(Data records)
** Begin **
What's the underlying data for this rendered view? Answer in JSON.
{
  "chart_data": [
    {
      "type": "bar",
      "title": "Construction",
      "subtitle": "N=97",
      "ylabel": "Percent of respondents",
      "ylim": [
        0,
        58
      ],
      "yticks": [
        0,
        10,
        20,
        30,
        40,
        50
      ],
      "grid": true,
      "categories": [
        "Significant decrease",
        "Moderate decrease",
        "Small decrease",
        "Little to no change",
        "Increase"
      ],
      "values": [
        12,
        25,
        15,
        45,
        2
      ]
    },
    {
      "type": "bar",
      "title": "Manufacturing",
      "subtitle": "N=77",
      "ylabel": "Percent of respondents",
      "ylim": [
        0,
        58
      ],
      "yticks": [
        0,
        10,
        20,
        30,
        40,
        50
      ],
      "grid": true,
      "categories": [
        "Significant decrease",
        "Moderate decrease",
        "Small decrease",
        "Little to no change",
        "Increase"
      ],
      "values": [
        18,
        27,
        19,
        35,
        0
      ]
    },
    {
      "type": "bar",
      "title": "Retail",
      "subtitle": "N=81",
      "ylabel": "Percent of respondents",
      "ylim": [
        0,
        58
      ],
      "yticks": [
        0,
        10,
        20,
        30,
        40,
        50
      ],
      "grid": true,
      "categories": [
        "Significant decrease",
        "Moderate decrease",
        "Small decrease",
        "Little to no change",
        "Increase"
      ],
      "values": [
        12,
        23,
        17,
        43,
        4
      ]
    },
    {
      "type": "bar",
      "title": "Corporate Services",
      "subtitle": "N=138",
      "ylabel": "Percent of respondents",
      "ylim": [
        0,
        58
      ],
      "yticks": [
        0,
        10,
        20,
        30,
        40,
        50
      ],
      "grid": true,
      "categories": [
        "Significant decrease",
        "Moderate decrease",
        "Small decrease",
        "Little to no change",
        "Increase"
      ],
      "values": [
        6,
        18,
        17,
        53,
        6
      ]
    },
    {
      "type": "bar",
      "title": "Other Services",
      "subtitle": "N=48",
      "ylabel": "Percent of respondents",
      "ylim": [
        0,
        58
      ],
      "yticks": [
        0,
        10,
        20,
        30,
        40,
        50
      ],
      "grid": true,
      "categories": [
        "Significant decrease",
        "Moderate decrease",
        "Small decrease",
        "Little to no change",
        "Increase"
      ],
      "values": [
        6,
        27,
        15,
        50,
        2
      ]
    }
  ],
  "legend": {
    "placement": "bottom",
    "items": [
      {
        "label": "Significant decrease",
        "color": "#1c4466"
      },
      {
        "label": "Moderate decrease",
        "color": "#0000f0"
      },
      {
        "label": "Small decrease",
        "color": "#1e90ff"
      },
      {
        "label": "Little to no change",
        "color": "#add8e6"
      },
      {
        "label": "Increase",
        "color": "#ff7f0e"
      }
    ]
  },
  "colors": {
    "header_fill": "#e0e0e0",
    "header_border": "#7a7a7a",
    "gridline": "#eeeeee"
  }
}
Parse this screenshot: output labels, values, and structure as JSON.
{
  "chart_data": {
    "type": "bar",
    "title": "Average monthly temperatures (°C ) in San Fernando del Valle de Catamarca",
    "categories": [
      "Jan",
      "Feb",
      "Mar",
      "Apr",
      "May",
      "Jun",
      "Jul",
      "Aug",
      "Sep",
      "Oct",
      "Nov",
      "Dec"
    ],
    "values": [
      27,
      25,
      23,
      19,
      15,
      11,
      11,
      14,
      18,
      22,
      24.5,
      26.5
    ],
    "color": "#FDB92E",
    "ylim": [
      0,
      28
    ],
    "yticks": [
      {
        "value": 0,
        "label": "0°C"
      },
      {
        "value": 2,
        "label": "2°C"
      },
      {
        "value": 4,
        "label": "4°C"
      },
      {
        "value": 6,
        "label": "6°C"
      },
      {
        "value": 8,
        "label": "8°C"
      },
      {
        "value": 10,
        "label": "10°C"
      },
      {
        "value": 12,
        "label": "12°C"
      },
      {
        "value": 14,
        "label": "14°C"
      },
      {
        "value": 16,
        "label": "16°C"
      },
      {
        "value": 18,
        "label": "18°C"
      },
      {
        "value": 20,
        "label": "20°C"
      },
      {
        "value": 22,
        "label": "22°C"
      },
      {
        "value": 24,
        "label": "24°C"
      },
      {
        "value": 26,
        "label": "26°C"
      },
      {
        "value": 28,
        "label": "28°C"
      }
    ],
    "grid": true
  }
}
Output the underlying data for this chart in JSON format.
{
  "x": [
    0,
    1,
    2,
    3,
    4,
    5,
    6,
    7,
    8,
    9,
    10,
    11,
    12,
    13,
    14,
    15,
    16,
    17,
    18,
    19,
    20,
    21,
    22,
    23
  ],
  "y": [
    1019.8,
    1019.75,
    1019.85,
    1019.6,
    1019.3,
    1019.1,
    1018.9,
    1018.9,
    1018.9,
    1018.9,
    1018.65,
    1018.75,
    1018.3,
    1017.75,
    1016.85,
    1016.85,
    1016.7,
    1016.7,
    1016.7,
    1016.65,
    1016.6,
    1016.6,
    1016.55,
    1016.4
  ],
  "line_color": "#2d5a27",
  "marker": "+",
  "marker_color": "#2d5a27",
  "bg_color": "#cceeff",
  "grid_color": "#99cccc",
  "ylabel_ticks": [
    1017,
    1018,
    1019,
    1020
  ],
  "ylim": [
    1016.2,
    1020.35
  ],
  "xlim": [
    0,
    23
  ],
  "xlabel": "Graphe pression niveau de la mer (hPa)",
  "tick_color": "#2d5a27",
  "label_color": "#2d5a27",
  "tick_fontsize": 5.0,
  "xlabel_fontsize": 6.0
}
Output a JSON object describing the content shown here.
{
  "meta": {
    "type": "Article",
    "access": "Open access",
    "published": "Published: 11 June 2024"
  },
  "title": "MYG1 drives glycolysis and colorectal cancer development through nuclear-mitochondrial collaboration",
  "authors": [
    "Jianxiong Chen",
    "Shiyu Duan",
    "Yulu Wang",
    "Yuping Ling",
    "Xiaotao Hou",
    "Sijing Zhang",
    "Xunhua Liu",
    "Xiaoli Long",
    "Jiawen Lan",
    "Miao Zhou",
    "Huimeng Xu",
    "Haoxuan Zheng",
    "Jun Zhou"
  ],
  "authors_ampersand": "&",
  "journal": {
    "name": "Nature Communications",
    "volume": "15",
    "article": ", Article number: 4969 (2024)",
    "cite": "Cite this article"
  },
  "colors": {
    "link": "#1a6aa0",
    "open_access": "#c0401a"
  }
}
** End **
**What is asked:** Restate the whole listing exactly.

**Exercise solution:**
What's the underlying data for this rendered view? Answer in JSON.
{
  "chart_data": [
    {
      "type": "bar",
      "title": "Construction",
      "subtitle": "N=97",
      "ylabel": "Percent of respondents",
      "ylim": [
        0,
        58
      ],
      "yticks": [
        0,
        10,
        20,
        30,
        40,
        50
      ],
      "grid": true,
      "categories": [
        "Significant decrease",
        "Moderate decrease",
        "Small decrease",
        "Little to no change",
        "Increase"
      ],
      "values": [
        12,
        25,
        15,
        45,
        2
      ]
    },
    {
      "type": "bar",
      "title": "Manufacturing",
      "subtitle": "N=77",
      "ylabel": "Percent of respondents",
      "ylim": [
        0,
        58
      ],
      "yticks": [
        0,
        10,
        20,
        30,
        40,
        50
      ],
      "grid": true,
      "categories": [
        "Significant decrease",
        "Moderate decrease",
        "Small decrease",
        "Little to no change",
        "Increase"
      ],
      "values": [
        18,
        27,
        19,
        35,
        0
      ]
    },
    {
      "type": "bar",
      "title": "Retail",
      "subtitle": "N=81",
      "ylabel": "Percent of respondents",
      "ylim": [
        0,
        58
      ],
      "yticks": [
        0,
        10,
        20,
        30,
        40,
        50
      ],
      "grid": true,
      "categories": [
        "Significant decrease",
        "Moderate decrease",
        "Small decrease",
        "Little to no change",
        "Increase"
      ],
      "values": [
        12,
        23,
        17,
        43,
        4
      ]
    },
    {
      "type": "bar",
      "title": "Corporate Services",
      "subtitle": "N=138",
      "ylabel": "Percent of respondents",
      "ylim": [
        0,
        58
      ],
      "yticks": [
        0,
        10,
        20,
        30,
        40,
        50
      ],
      "grid": true,
      "categories": [
        "Significant decrease",
        "Moderate decrease",
        "Small decrease",
        "Little to no change",
        "Increase"
      ],
      "values": [
        6,
        18,
        17,
        53,
        6
      ]
    },
    {
      "type": "bar",
      "title": "Other Services",
      "subtitle": "N=48",
      "ylabel": "Percent of respondents",
      "ylim": [
        0,
        58
      ],
      "yticks": [
        0,
        10,
        20,
        30,
        40,
        50
      ],
      "grid": true,
      "categories": [
        "Significant decrease",
        "Moderate decrease",
        "Small decrease",
        "Little to no change",
        "Increase"
      ],
      "values": [
        6,
        27,
        15,
        50,
        2
      ]
    }
  ],
  "legend": {
    "placement": "bottom",
    "items": [
      {
        "label": "Significant decrease",
        "color": "#1c4466"
      },
      {
        "label": "Moderate decrease",
        "color": "#0000f0"
      },
      {
        "label": "Small decrease",
        "color": "#1e90ff"
      },
      {
        "label": "Little to no change",
        "color": "#add8e6"
      },
      {
        "label": "Increase",
        "color": "#ff7f0e"
      }
    ]
  },
  "colors": {
    "header_fill": "#e0e0e0",
    "header_border": "#7a7a7a",
    "gridline": "#eeeeee"
  }
}
Parse this screenshot: output labels, values, and structure as JSON.
{
  "chart_data": {
    "type": "bar",
    "title": "Average monthly temperatures (°C ) in San Fernando del Valle de Catamarca",
    "categories": [
      "Jan",
      "Feb",
      "Mar",
      "Apr",
      "May",
      "Jun",
      "Jul",
      "Aug",
      "Sep",
      "Oct",
      "Nov",
      "Dec"
    ],
    "values": [
      27,
      25,
      23,
      19,
      15,
      11,
      11,
      14,
      18,
      22,
      24.5,
      26.5
    ],
    "color": "#FDB92E",
    "ylim": [
      0,
      28
    ],
    "yticks": [
      {
        "value": 0,
        "label": "0°C"
      },
      {
        "value": 2,
        "label": "2°C"
      },
      {
        "value": 4,
        "label": "4°C"
      },
      {
        "value": 6,
        "label": "6°C"
      },
      {
        "value": 8,
        "label": "8°C"
      },
      {
        "value": 10,
        "label": "10°C"
      },
      {
        "value": 12,
        "label": "12°C"
      },
      {
        "value": 14,
        "label": "14°C"
      },
      {
        "value": 16,
        "label": "16°C"
      },
      {
        "value": 18,
        "label": "18°C"
      },
      {
        "value": 20,
        "label": "20°C"
      },
      {
        "value": 22,
        "label": "22°C"
      },
      {
        "value": 24,
        "label": "24°C"
      },
      {
        "value": 26,
        "label": "26°C"
      },
      {
        "value": 28,
        "label": "28°C"
      }
    ],
    "grid": true
  }
}
Output the underlying data for this chart in JSON format.
{
  "x": [
    0,
    1,
    2,
    3,
    4,
    5,
    6,
    7,
    8,
    9,
    10,
    11,
    12,
    13,
    14,
    15,
    16,
    17,
    18,
    19,
    20,
    21,
    22,
    23
  ],
  "y": [
    1019.8,
    1019.75,
    1019.85,
    1019.6,
    1019.3,
    1019.1,
    1018.9,
    1018.9,
    1018.9,
    1018.9,
    1018.65,
    1018.75,
    1018.3,
    1017.75,
    1016.85,
    1016.85,
    1016.7,
    1016.7,
    1016.7,
    1016.65,
    1016.6,
    1016.6,
    1016.55,
    1016.4
  ],
  "line_color": "#2d5a27",
  "marker": "+",
  "marker_color": "#2d5a27",
  "bg_color": "#cceeff",
  "grid_color": "#99cccc",
  "ylabel_ticks": [
    1017,
    1018,
    1019,
    1020
  ],
  "ylim": [
    1016.2,
    1020.35
  ],
  "xlim": [
    0,
    23
  ],
  "xlabel": "Graphe pression niveau de la mer (hPa)",
  "tick_color": "#2d5a27",
  "label_color": "#2d5a27",
  "tick_fontsize": 5.0,
  "xlabel_fontsize": 6.0
}
Output a JSON object describing the content shown here.
{
  "meta": {
    "type": "Article",
    "access": "Open access",
    "published": "Published: 11 June 2024"
  },
  "title": "MYG1 drives glycolysis and colorectal cancer development through nuclear-mitochondrial collaboration",
  "authors": [
    "Jianxiong Chen",
    "Shiyu Duan",
    "Yulu Wang",
    "Yuping Ling",
    "Xiaotao Hou",
    "Sijing Zhang",
    "Xunhua Liu",
    "Xiaoli Long",
    "Jiawen Lan",
    "Miao Zhou",
    "Huimeng Xu",
    "Haoxuan Zheng",
    "Jun Zhou"
  ],
  "authors_ampersand": "&",
  "journal": {
    "name": "Nature Communications",
    "volume": "15",
    "article": ", Article number: 4969 (2024)",
    "cite": "Cite this article"
  },
  "colors": {
    "link": "#1a6aa0",
    "open_access": "#c0401a"
  }
}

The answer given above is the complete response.